__Set task__
Copy every line in the records below that contains the word "Writing".

__Records to use__
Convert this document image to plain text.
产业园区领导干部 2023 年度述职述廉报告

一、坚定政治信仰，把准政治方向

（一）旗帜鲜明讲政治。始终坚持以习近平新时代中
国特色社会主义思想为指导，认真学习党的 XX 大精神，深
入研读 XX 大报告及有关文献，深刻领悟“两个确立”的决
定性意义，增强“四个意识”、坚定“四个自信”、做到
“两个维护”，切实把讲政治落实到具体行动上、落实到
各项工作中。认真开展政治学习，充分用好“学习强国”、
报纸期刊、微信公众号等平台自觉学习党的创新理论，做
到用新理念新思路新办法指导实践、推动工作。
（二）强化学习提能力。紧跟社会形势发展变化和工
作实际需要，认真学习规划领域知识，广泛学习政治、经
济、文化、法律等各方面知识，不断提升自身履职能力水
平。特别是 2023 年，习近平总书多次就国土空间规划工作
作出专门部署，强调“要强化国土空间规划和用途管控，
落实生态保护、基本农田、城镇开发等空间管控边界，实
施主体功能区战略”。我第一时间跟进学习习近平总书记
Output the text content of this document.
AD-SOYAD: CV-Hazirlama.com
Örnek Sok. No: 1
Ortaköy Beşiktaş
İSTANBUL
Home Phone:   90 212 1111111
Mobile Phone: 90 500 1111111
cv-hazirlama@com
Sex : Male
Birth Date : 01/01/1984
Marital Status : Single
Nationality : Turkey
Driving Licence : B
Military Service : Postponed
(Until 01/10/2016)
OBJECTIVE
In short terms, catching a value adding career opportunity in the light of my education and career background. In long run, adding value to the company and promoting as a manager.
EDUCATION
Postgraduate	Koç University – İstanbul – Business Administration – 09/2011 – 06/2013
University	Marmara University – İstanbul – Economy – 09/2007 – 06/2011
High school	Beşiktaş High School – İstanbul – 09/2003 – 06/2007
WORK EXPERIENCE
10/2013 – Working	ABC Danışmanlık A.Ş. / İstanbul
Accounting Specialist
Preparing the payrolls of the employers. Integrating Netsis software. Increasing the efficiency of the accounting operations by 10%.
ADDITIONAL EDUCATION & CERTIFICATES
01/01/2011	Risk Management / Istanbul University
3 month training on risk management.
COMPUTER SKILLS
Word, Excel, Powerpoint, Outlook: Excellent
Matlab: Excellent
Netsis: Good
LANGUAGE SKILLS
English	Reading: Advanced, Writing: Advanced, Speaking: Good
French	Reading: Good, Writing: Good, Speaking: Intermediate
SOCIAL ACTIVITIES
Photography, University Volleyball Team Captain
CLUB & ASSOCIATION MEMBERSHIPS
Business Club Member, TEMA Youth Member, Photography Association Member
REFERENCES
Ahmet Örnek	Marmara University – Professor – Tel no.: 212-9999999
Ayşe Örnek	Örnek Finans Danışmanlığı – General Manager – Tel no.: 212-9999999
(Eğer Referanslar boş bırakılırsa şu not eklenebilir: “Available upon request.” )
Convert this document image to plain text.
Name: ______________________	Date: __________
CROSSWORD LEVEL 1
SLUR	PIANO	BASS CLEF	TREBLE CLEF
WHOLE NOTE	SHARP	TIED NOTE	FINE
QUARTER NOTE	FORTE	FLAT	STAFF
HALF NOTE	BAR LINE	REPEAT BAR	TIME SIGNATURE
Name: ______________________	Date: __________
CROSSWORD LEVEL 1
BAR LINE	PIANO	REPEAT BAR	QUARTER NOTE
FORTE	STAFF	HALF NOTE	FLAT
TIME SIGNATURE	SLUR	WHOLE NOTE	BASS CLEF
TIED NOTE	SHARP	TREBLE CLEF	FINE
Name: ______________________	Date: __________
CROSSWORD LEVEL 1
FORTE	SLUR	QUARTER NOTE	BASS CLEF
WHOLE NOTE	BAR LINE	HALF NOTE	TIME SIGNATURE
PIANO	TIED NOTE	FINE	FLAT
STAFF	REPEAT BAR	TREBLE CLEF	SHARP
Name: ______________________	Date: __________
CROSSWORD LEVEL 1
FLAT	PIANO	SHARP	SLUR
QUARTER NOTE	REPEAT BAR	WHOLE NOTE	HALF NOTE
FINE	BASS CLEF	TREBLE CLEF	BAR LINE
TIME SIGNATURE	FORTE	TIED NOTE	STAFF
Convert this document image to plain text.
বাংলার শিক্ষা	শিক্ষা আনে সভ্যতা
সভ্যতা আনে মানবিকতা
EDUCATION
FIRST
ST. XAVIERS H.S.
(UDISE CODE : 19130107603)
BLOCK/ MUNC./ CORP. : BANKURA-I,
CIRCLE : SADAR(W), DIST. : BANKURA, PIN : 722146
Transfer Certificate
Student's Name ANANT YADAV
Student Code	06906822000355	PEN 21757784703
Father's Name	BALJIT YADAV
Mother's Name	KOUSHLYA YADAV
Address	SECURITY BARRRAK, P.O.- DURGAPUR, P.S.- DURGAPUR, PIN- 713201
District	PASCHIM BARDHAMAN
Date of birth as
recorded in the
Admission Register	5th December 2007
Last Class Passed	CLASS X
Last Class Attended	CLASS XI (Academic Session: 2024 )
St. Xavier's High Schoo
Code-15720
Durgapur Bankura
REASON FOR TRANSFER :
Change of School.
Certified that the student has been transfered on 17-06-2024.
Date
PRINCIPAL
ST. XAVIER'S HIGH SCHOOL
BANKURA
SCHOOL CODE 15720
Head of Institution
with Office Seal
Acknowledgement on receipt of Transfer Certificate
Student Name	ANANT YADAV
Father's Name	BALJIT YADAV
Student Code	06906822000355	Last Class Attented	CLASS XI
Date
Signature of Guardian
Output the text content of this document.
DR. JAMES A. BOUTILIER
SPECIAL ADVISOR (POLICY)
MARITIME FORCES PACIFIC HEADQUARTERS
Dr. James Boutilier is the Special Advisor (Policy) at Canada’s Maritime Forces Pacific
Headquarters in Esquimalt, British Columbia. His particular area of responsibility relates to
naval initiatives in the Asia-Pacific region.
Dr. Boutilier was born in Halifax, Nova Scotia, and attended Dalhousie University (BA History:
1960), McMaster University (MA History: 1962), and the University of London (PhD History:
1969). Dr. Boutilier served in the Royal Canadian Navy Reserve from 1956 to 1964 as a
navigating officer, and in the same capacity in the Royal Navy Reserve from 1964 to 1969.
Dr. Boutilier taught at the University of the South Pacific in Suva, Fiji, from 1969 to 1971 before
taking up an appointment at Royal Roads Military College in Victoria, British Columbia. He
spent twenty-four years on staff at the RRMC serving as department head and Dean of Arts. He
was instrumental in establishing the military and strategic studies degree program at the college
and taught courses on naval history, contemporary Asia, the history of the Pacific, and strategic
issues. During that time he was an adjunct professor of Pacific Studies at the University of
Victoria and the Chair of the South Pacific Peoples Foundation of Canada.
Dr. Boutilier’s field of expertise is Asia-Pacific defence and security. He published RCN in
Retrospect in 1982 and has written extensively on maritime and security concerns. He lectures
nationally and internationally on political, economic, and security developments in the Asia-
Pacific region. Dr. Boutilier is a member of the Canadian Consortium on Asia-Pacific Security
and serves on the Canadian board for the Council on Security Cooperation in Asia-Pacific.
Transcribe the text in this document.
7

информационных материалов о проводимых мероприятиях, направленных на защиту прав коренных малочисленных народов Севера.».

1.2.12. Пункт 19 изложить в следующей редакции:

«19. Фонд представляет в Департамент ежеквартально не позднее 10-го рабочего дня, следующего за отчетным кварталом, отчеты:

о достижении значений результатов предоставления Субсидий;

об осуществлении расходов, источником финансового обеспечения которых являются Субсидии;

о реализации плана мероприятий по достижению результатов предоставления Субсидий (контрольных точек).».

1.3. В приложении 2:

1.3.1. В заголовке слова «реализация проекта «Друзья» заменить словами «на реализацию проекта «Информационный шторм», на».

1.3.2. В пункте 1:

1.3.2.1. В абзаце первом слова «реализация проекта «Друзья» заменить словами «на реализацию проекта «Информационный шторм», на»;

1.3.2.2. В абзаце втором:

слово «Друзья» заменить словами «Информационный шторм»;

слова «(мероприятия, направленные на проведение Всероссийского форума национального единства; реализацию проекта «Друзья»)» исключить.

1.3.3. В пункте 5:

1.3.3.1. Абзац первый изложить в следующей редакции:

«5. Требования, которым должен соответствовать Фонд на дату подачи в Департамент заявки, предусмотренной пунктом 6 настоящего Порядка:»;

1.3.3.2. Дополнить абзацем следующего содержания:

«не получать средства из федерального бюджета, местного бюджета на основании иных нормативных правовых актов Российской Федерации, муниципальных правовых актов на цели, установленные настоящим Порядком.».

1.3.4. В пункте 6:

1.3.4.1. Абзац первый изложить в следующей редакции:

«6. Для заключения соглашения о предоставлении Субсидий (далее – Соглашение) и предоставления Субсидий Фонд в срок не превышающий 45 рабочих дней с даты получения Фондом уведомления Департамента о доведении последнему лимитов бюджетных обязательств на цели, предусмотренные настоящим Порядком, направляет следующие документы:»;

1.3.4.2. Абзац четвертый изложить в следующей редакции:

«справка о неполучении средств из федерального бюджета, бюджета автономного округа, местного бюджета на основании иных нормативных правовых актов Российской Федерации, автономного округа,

__Result__
English	Reading: Advanced, Writing: Advanced, Speaking: Good
French	Reading: Good, Writing: Good, Speaking: Intermediate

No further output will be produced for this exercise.